[START RECORD SET]

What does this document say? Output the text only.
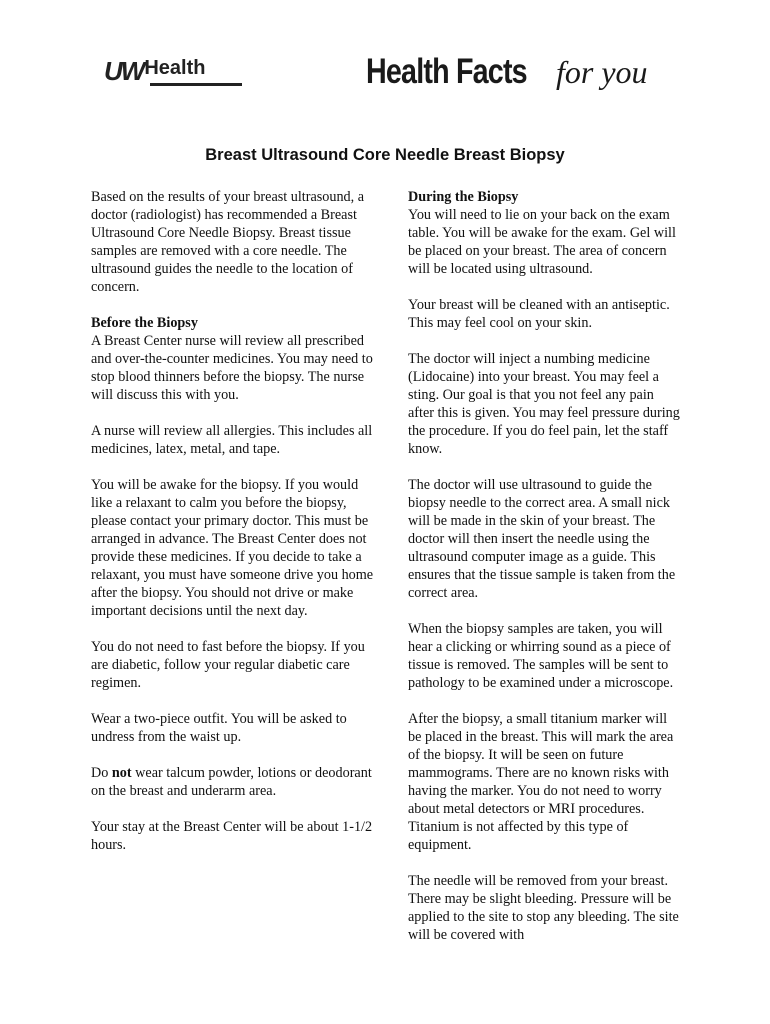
UWHealth	Health Facts for you
Breast Ultrasound Core Needle Breast Biopsy

Based on the results of your breast ultrasound, a doctor (radiologist) has recommended a Breast Ultrasound Core Needle Biopsy. Breast tissue samples are removed with a core needle. The ultrasound guides the needle to the location of concern.

Before the Biopsy

A Breast Center nurse will review all prescribed and over-the-counter medicines. You may need to stop blood thinners before the biopsy. The nurse will discuss this with you.

A nurse will review all allergies. This includes all medicines, latex, metal, and tape.

You will be awake for the biopsy. If you would like a relaxant to calm you before the biopsy, please contact your primary doctor. This must be arranged in advance. The Breast Center does not provide these medicines. If you decide to take a relaxant, you must have someone drive you home after the biopsy. You should not drive or make important decisions until the next day.

You do not need to fast before the biopsy. If you are diabetic, follow your regular diabetic care regimen.

Wear a two-piece outfit. You will be asked to undress from the waist up.

Do not wear talcum powder, lotions or deodorant on the breast and underarm area.

Your stay at the Breast Center will be about 1-1/2 hours.

During the Biopsy

You will need to lie on your back on the exam table. You will be awake for the exam. Gel will be placed on your breast. The area of concern will be located using ultrasound.

Your breast will be cleaned with an antiseptic. This may feel cool on your skin.

The doctor will inject a numbing medicine (Lidocaine) into your breast. You may feel a sting. Our goal is that you not feel any pain after this is given. You may feel pressure during the procedure. If you do feel pain, let the staff know.

The doctor will use ultrasound to guide the biopsy needle to the correct area. A small nick will be made in the skin of your breast. The doctor will then insert the needle using the ultrasound computer image as a guide. This ensures that the tissue sample is taken from the correct area.

When the biopsy samples are taken, you will hear a clicking or whirring sound as a piece of tissue is removed. The samples will be sent to pathology to be examined under a microscope.

After the biopsy, a small titanium marker will be placed in the breast. This will mark the area of the biopsy. It will be seen on future mammograms. There are no known risks with having the marker. You do not need to worry about metal detectors or MRI procedures. Titanium is not affected by this type of equipment.

The needle will be removed from your breast. There may be slight bleeding. Pressure will be applied to the site to stop any bleeding. The site will be covered with
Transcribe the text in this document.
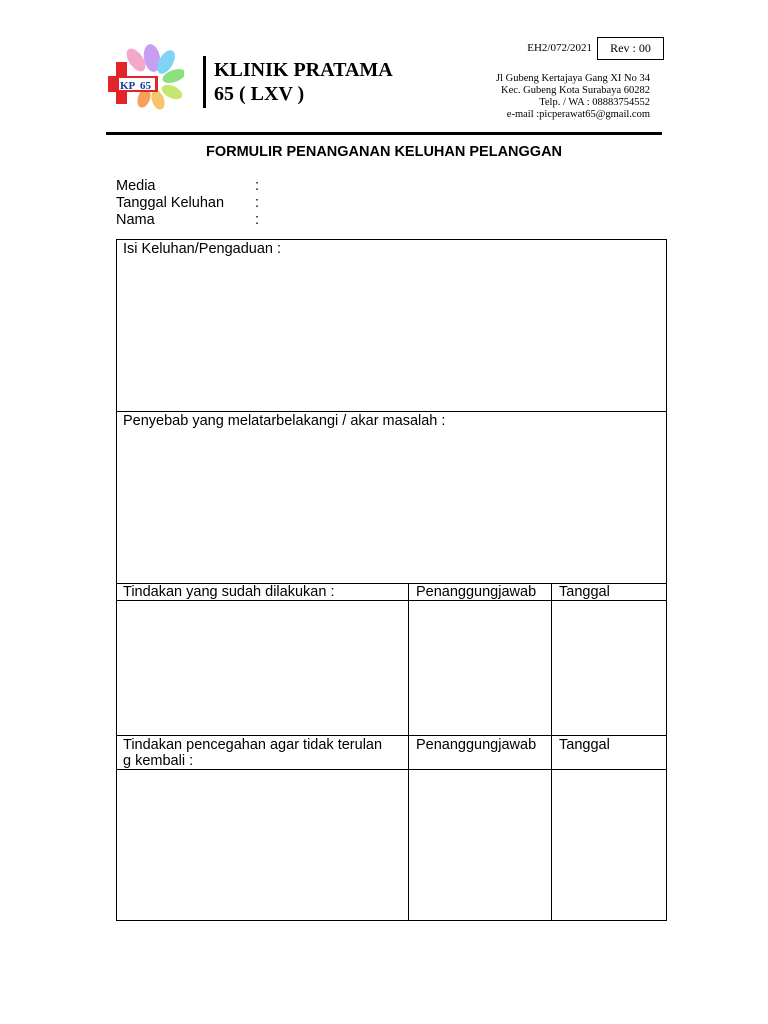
KP 65
KLINIK PRATAMA
65 ( LXV )
EH2/072/2021	Rev : 00
Jl Gubeng Kertajaya Gang XI No 34
Kec. Gubeng Kota Surabaya 60282
Telp. / WA : 08883754552
e-mail :picperawat65@gmail.com
FORMULIR PENANGANAN KELUHAN PELANGGAN
Media	:
Tanggal Keluhan :
Nama	:
Isi Keluhan/Pengaduan :
Penyebab yang melatarbelakangi / akar masalah :
Tindakan yang sudah dilakukan :	Penanggungjawab Tanggal
Tindakan pencegahan agar tidak terulan
g kembali :
Penanggungjawab Tanggal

[END RECORD SET]

TASK DESCRIPTION: Work through the records line by line and tally those holding "taken". Reply with the number alone.

SOLUTION TO THIS PROBLEM: 2